◆ Excerto citado
"""

Até que ponto conhecemos as criaturas do mar? Um fotógrafo português retomou o clássico preto e branco para mostrar o mundo do azul profundo.

Fotografia: Luís Quinta

Em 1926, a National Geographic publicou a primeira fotografia subaquática a cores, revolucionando o modo como observávamos o oceano.
Em breve, todo o registo subaquático abandonaria o preto e branco em nome da cor e da expressão documental.

Há trinta anos que Luís Quinta fotografa o oceano – desde as águas próximas da Fonte da Telha e Sesimbra aos oceanos distantes do planeta. Em cada reportagem, ou mesmo em cada fotografia, habituou-se a procurar o registo fotojornalístico, a documentação do que via. “Há uma certa responsabilidade no mergulho”, diz. “O fotógrafo subaquático vê fragmentos da realidade que poucos têm oportunidade de avistar. Cabe-lhe passar essa mensagem para o público.”

Em três décadas, a realidade ambiental deteriorou-se assustadoramente e essa constatação detonou o mais recente projecto fotográfico do autor. Procurando no preto e branco a expressão artística e o registo pormenorizado, Quinta quer mostrar as águas portuguesas continentais e insulares como um mundo “belo, desconhecido e ameaçado”. A sobrepesca e a pesca acessória nas zonas da plataforma continental, o impacte da poluição e da contaminação das águas e a invasão de plástico que penetra nas massas de água e dificilmente dali sai constituem formas de pressão ambiental menos agressivas do que em terra, mas tão ou mais nocivas para a vida marinha.

"""

◆ Dados registados
"""

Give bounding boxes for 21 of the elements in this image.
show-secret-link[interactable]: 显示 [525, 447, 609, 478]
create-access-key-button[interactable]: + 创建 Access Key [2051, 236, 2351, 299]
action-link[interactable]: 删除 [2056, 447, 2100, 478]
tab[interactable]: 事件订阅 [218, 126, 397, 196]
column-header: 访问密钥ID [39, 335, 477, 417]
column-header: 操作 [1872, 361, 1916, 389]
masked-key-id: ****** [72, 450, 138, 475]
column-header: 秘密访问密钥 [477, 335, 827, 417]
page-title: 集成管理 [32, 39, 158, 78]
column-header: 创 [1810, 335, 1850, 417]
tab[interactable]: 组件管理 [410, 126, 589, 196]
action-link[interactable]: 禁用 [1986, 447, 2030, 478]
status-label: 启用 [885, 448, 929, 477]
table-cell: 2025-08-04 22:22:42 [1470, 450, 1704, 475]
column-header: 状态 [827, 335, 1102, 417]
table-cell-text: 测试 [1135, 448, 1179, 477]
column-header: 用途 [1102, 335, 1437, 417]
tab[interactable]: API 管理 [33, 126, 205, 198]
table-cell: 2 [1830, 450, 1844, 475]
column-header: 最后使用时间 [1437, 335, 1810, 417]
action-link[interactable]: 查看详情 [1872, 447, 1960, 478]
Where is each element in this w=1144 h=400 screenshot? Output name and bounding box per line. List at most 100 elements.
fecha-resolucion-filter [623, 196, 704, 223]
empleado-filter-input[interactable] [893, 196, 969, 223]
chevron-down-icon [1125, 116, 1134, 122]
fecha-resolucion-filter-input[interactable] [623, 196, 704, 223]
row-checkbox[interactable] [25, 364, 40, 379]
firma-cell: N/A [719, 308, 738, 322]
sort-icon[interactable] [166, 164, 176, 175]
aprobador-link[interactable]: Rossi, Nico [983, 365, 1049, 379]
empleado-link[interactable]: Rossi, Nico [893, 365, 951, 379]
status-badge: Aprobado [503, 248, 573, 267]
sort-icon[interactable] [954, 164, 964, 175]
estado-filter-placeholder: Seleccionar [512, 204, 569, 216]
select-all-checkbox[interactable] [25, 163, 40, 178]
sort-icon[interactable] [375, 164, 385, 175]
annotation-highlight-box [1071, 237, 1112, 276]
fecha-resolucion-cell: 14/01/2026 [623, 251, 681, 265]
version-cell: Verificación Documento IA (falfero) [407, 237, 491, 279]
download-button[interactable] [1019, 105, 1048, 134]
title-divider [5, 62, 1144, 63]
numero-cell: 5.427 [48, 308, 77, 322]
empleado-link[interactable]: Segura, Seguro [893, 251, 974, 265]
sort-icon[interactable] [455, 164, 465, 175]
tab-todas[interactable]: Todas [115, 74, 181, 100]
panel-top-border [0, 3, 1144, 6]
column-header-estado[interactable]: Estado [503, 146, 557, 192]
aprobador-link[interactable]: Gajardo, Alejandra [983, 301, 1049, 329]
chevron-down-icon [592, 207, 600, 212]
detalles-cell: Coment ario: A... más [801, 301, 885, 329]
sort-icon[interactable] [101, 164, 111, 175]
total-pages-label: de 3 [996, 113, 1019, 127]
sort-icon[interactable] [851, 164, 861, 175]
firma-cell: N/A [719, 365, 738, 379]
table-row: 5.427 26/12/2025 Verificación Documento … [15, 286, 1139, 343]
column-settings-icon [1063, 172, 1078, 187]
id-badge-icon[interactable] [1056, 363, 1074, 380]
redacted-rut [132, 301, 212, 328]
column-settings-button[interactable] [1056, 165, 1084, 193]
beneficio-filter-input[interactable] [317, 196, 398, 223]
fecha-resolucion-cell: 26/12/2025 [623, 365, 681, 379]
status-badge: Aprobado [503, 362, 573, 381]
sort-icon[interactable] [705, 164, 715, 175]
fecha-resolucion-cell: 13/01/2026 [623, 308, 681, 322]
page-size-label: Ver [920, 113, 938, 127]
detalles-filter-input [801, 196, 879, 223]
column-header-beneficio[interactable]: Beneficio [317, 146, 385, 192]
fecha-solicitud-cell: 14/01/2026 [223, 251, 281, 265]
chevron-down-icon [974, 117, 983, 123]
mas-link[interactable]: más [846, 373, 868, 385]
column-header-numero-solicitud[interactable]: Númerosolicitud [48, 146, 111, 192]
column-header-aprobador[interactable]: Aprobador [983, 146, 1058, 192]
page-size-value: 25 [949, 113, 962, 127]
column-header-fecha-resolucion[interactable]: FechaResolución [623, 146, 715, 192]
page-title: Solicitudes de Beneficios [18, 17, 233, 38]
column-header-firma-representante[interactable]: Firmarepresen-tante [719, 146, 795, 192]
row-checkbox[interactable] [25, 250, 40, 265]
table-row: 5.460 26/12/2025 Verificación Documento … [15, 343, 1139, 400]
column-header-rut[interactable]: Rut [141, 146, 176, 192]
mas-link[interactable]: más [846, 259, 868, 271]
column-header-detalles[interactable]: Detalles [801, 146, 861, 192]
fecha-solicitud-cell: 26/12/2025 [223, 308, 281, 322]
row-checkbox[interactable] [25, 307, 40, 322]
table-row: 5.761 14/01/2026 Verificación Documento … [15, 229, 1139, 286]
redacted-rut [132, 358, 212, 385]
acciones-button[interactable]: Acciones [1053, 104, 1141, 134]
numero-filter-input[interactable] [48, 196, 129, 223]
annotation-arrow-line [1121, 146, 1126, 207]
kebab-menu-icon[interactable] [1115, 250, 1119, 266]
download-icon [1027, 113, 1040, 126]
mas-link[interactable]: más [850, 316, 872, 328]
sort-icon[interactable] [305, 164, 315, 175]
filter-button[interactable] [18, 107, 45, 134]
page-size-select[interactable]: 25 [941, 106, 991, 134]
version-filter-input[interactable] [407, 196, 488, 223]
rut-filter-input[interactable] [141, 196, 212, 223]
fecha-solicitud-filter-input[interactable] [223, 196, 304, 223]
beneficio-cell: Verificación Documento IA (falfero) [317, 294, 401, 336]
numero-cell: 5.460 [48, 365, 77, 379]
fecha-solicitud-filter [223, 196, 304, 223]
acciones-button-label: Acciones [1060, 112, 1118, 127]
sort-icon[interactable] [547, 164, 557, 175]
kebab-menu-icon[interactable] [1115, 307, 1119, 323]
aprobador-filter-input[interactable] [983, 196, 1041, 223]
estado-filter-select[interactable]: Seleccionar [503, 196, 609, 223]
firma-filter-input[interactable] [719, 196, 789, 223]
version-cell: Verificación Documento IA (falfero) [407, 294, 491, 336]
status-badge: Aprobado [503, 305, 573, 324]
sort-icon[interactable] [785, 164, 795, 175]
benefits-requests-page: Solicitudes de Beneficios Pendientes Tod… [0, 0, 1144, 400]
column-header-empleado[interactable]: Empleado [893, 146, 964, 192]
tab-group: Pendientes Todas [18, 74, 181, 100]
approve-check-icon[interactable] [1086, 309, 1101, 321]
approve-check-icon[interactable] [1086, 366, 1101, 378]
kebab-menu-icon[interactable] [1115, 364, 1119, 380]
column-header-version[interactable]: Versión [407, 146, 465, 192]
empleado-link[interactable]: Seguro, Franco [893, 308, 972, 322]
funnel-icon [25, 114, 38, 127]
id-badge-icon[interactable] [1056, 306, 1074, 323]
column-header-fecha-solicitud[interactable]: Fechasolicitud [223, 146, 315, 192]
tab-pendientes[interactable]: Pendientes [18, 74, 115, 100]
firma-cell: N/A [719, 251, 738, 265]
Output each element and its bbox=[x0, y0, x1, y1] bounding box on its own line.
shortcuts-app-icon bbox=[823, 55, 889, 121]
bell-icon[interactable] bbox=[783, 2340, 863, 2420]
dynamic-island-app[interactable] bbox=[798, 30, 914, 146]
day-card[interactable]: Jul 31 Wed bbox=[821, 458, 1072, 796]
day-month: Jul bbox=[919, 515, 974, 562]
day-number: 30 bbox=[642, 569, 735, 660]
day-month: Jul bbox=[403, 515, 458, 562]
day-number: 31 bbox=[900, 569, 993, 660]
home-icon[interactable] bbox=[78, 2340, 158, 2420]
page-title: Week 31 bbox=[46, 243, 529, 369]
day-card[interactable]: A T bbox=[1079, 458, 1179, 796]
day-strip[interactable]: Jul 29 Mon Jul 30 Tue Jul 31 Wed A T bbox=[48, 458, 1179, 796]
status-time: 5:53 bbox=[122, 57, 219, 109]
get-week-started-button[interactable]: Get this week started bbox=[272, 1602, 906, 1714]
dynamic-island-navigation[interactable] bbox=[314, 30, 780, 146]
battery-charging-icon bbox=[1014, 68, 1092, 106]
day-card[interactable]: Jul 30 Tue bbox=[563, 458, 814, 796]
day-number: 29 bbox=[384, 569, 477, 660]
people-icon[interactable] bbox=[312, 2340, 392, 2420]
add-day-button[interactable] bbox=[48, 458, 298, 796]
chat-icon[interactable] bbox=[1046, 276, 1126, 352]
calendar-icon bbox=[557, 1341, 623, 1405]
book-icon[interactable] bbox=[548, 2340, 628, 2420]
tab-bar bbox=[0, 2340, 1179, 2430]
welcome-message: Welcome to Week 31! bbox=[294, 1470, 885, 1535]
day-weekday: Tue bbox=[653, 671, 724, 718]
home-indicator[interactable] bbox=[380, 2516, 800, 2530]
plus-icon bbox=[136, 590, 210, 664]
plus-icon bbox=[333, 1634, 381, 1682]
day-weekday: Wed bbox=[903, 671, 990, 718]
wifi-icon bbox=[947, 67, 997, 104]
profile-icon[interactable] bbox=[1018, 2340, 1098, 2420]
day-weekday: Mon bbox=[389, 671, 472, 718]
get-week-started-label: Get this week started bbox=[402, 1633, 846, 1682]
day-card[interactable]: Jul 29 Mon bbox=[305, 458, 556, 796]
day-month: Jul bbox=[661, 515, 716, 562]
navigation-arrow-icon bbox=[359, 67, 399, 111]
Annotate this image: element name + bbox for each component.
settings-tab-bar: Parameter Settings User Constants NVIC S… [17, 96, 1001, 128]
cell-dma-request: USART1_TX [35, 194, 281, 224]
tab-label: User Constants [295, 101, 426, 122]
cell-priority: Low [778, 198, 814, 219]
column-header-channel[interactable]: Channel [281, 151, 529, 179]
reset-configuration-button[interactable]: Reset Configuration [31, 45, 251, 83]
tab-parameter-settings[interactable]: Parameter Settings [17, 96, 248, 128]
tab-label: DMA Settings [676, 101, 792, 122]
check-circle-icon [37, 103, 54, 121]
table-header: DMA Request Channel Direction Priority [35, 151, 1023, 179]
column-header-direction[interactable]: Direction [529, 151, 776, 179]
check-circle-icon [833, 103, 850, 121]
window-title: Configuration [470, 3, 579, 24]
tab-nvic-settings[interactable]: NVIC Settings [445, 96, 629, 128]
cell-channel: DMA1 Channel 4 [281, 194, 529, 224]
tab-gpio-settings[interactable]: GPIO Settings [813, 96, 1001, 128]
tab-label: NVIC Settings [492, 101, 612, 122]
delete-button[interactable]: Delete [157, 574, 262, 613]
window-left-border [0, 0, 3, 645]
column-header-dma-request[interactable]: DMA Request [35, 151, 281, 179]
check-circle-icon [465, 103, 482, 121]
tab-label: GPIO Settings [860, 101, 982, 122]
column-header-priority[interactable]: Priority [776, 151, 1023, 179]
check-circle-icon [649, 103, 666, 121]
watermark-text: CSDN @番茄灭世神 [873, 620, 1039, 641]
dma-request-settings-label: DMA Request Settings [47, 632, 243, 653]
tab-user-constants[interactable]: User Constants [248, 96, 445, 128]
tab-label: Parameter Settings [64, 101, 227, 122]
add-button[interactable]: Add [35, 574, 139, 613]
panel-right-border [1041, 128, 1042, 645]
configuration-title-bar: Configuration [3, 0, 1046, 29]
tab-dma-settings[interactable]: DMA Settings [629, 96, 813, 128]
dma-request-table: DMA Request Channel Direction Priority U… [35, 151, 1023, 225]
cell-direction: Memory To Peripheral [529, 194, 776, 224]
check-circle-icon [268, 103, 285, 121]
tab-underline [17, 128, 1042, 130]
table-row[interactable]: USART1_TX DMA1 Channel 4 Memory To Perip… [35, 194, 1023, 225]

"""

◆ Tarefas do exercício
1. Como se traduz para inglês esta frase do texto sobre fotografia subaquática: “Em breve, todo o registo subaquático abandonaria o preto e branco em nome da cor e da expressão documental.”?
2. Reproduza o trecho do texto sobre fotografia subaquática entre “Até que ponto” e “observávamos o oceano.”, inclusive.
Os dados não têm aqui qualquer papel.

◆ Resolução dos exercícios
1. Soon, all underwater recording would abandon black and white in favor of color and documentary expression.

2.
Até que ponto conhecemos as criaturas do mar? Um fotógrafo português retomou o clássico preto e branco para mostrar o mundo do azul profundo.

Fotografia: Luís Quinta

Em 1926, a National Geographic publicou a primeira fotografia subaquática a cores, revolucionando o modo como observávamos o oceano.